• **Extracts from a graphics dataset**
┏━━

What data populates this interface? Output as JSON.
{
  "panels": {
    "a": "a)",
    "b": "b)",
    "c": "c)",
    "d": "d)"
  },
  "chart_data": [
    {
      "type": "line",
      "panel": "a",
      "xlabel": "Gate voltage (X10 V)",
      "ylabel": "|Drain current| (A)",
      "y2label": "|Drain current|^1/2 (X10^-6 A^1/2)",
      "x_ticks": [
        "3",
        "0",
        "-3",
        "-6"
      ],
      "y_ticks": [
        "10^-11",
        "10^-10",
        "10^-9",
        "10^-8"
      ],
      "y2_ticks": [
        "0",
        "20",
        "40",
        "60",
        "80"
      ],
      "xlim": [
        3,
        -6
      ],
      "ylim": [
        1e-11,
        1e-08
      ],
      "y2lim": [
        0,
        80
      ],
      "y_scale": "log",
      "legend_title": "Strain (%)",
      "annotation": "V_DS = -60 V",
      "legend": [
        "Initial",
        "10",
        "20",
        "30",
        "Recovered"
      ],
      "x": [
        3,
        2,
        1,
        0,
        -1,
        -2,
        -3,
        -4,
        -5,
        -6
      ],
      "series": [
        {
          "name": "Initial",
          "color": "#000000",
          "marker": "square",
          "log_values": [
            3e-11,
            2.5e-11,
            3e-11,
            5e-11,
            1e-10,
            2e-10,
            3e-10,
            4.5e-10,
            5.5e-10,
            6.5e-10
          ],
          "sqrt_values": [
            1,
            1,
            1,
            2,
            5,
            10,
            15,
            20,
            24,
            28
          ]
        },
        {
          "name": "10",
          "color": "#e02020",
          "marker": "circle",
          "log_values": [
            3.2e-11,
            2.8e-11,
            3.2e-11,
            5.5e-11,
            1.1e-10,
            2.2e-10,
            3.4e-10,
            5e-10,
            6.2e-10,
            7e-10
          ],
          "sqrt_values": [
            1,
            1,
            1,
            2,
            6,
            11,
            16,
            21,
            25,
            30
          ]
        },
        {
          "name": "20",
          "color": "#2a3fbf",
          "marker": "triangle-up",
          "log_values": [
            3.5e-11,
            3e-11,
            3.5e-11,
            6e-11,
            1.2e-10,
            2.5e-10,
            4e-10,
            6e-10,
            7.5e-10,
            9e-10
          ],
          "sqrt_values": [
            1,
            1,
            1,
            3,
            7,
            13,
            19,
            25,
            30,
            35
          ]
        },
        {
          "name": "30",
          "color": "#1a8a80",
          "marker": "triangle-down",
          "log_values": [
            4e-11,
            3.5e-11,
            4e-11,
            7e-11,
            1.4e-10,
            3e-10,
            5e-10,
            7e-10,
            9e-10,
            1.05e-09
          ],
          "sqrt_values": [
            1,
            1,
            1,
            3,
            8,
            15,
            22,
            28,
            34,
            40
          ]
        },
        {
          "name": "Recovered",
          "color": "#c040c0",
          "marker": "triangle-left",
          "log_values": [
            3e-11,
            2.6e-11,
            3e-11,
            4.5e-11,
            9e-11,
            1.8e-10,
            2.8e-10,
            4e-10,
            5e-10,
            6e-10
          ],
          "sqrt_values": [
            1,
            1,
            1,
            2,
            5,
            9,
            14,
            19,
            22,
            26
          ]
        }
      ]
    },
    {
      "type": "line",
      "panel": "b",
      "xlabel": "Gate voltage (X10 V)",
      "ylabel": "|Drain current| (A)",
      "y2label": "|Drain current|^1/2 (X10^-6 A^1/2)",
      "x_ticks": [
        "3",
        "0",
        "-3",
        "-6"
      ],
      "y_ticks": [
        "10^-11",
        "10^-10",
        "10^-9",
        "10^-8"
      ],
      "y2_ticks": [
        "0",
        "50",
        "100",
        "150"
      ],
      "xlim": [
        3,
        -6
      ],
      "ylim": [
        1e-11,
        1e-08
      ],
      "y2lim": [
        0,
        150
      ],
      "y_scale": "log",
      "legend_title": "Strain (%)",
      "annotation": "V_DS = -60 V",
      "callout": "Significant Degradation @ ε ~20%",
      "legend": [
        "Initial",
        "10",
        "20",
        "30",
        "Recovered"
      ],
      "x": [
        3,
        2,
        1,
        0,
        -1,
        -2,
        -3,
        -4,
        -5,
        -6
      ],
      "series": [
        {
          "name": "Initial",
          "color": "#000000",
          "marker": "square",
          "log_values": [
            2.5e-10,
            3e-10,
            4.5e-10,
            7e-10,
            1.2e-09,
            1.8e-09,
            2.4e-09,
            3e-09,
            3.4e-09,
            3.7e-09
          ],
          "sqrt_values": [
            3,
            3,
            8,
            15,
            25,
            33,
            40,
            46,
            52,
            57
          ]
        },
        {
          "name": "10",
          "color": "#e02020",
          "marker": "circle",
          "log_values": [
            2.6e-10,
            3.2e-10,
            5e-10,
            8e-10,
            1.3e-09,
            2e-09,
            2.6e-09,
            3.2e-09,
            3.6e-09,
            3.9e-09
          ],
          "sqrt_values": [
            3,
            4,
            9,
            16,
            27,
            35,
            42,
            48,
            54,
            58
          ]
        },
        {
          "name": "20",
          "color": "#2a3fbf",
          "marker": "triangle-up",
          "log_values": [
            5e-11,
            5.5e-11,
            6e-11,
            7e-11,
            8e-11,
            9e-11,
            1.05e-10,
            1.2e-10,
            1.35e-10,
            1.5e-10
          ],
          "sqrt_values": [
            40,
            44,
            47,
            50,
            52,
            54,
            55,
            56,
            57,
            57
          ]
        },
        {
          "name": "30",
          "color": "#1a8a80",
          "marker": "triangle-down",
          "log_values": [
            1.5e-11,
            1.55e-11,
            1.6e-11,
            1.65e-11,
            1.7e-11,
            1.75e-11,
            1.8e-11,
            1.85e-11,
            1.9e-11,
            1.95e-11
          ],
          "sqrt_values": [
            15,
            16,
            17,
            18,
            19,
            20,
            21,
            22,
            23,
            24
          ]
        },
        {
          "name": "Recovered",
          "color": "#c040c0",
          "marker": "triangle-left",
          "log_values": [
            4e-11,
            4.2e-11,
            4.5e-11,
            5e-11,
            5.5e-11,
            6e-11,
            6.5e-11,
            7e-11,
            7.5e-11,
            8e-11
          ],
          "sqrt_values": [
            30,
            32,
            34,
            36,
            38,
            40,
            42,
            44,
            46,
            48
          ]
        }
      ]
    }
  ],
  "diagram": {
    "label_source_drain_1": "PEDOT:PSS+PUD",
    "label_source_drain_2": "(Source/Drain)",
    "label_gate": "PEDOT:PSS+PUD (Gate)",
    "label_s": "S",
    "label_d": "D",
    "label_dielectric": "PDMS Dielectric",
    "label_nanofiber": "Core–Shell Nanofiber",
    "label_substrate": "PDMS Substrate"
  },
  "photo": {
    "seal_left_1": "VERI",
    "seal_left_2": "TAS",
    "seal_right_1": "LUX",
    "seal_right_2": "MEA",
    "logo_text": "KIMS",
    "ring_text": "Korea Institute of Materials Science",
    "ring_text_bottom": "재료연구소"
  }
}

┗━━

• **WHAT YOU ARE ASKED TO DO**
Retype all the records, matching them exactly.

• **SOLUTION BELOW**
What data populates this interface? Output as JSON.
{
  "panels": {
    "a": "a)",
    "b": "b)",
    "c": "c)",
    "d": "d)"
  },
  "chart_data": [
    {
      "type": "line",
      "panel": "a",
      "xlabel": "Gate voltage (X10 V)",
      "ylabel": "|Drain current| (A)",
      "y2label": "|Drain current|^1/2 (X10^-6 A^1/2)",
      "x_ticks": [
        "3",
        "0",
        "-3",
        "-6"
      ],
      "y_ticks": [
        "10^-11",
        "10^-10",
        "10^-9",
        "10^-8"
      ],
      "y2_ticks": [
        "0",
        "20",
        "40",
        "60",
        "80"
      ],
      "xlim": [
        3,
        -6
      ],
      "ylim": [
        1e-11,
        1e-08
      ],
      "y2lim": [
        0,
        80
      ],
      "y_scale": "log",
      "legend_title": "Strain (%)",
      "annotation": "V_DS = -60 V",
      "legend": [
        "Initial",
        "10",
        "20",
        "30",
        "Recovered"
      ],
      "x": [
        3,
        2,
        1,
        0,
        -1,
        -2,
        -3,
        -4,
        -5,
        -6
      ],
      "series": [
        {
          "name": "Initial",
          "color": "#000000",
          "marker": "square",
          "log_values": [
            3e-11,
            2.5e-11,
            3e-11,
            5e-11,
            1e-10,
            2e-10,
            3e-10,
            4.5e-10,
            5.5e-10,
            6.5e-10
          ],
          "sqrt_values": [
            1,
            1,
            1,
            2,
            5,
            10,
            15,
            20,
            24,
            28
          ]
        },
        {
          "name": "10",
          "color": "#e02020",
          "marker": "circle",
          "log_values": [
            3.2e-11,
            2.8e-11,
            3.2e-11,
            5.5e-11,
            1.1e-10,
            2.2e-10,
            3.4e-10,
            5e-10,
            6.2e-10,
            7e-10
          ],
          "sqrt_values": [
            1,
            1,
            1,
            2,
            6,
            11,
            16,
            21,
            25,
            30
          ]
        },
        {
          "name": "20",
          "color": "#2a3fbf",
          "marker": "triangle-up",
          "log_values": [
            3.5e-11,
            3e-11,
            3.5e-11,
            6e-11,
            1.2e-10,
            2.5e-10,
            4e-10,
            6e-10,
            7.5e-10,
            9e-10
          ],
          "sqrt_values": [
            1,
            1,
            1,
            3,
            7,
            13,
            19,
            25,
            30,
            35
          ]
        },
        {
          "name": "30",
          "color": "#1a8a80",
          "marker": "triangle-down",
          "log_values": [
            4e-11,
            3.5e-11,
            4e-11,
            7e-11,
            1.4e-10,
            3e-10,
            5e-10,
            7e-10,
            9e-10,
            1.05e-09
          ],
          "sqrt_values": [
            1,
            1,
            1,
            3,
            8,
            15,
            22,
            28,
            34,
            40
          ]
        },
        {
          "name": "Recovered",
          "color": "#c040c0",
          "marker": "triangle-left",
          "log_values": [
            3e-11,
            2.6e-11,
            3e-11,
            4.5e-11,
            9e-11,
            1.8e-10,
            2.8e-10,
            4e-10,
            5e-10,
            6e-10
          ],
          "sqrt_values": [
            1,
            1,
            1,
            2,
            5,
            9,
            14,
            19,
            22,
            26
          ]
        }
      ]
    },
    {
      "type": "line",
      "panel": "b",
      "xlabel": "Gate voltage (X10 V)",
      "ylabel": "|Drain current| (A)",
      "y2label": "|Drain current|^1/2 (X10^-6 A^1/2)",
      "x_ticks": [
        "3",
        "0",
        "-3",
        "-6"
      ],
      "y_ticks": [
        "10^-11",
        "10^-10",
        "10^-9",
        "10^-8"
      ],
      "y2_ticks": [
        "0",
        "50",
        "100",
        "150"
      ],
      "xlim": [
        3,
        -6
      ],
      "ylim": [
        1e-11,
        1e-08
      ],
      "y2lim": [
        0,
        150
      ],
      "y_scale": "log",
      "legend_title": "Strain (%)",
      "annotation": "V_DS = -60 V",
      "callout": "Significant Degradation @ ε ~20%",
      "legend": [
        "Initial",
        "10",
        "20",
        "30",
        "Recovered"
      ],
      "x": [
        3,
        2,
        1,
        0,
        -1,
        -2,
        -3,
        -4,
        -5,
        -6
      ],
      "series": [
        {
          "name": "Initial",
          "color": "#000000",
          "marker": "square",
          "log_values": [
            2.5e-10,
            3e-10,
            4.5e-10,
            7e-10,
            1.2e-09,
            1.8e-09,
            2.4e-09,
            3e-09,
            3.4e-09,
            3.7e-09
          ],
          "sqrt_values": [
            3,
            3,
            8,
            15,
            25,
            33,
            40,
            46,
            52,
            57
          ]
        },
        {
          "name": "10",
          "color": "#e02020",
          "marker": "circle",
          "log_values": [
            2.6e-10,
            3.2e-10,
            5e-10,
            8e-10,
            1.3e-09,
            2e-09,
            2.6e-09,
            3.2e-09,
            3.6e-09,
            3.9e-09
          ],
          "sqrt_values": [
            3,
            4,
            9,
            16,
            27,
            35,
            42,
            48,
            54,
            58
          ]
        },
        {
          "name": "20",
          "color": "#2a3fbf",
          "marker": "triangle-up",
          "log_values": [
            5e-11,
            5.5e-11,
            6e-11,
            7e-11,
            8e-11,
            9e-11,
            1.05e-10,
            1.2e-10,
            1.35e-10,
            1.5e-10
          ],
          "sqrt_values": [
            40,
            44,
            47,
            50,
            52,
            54,
            55,
            56,
            57,
            57
          ]
        },
        {
          "name": "30",
          "color": "#1a8a80",
          "marker": "triangle-down",
          "log_values": [
            1.5e-11,
            1.55e-11,
            1.6e-11,
            1.65e-11,
            1.7e-11,
            1.75e-11,
            1.8e-11,
            1.85e-11,
            1.9e-11,
            1.95e-11
          ],
          "sqrt_values": [
            15,
            16,
            17,
            18,
            19,
            20,
            21,
            22,
            23,
            24
          ]
        },
        {
          "name": "Recovered",
          "color": "#c040c0",
          "marker": "triangle-left",
          "log_values": [
            4e-11,
            4.2e-11,
            4.5e-11,
            5e-11,
            5.5e-11,
            6e-11,
            6.5e-11,
            7e-11,
            7.5e-11,
            8e-11
          ],
          "sqrt_values": [
            30,
            32,
            34,
            36,
            38,
            40,
            42,
            44,
            46,
            48
          ]
        }
      ]
    }
  ],
  "diagram": {
    "label_source_drain_1": "PEDOT:PSS+PUD",
    "label_source_drain_2": "(Source/Drain)",
    "label_gate": "PEDOT:PSS+PUD (Gate)",
    "label_s": "S",
    "label_d": "D",
    "label_dielectric": "PDMS Dielectric",
    "label_nanofiber": "Core–Shell Nanofiber",
    "label_substrate": "PDMS Substrate"
  },
  "photo": {
    "seal_left_1": "VERI",
    "seal_left_2": "TAS",
    "seal_right_1": "LUX",
    "seal_right_2": "MEA",
    "logo_text": "KIMS",
    "ring_text": "Korea Institute of Materials Science",
    "ring_text_bottom": "재료연구소"
  }
}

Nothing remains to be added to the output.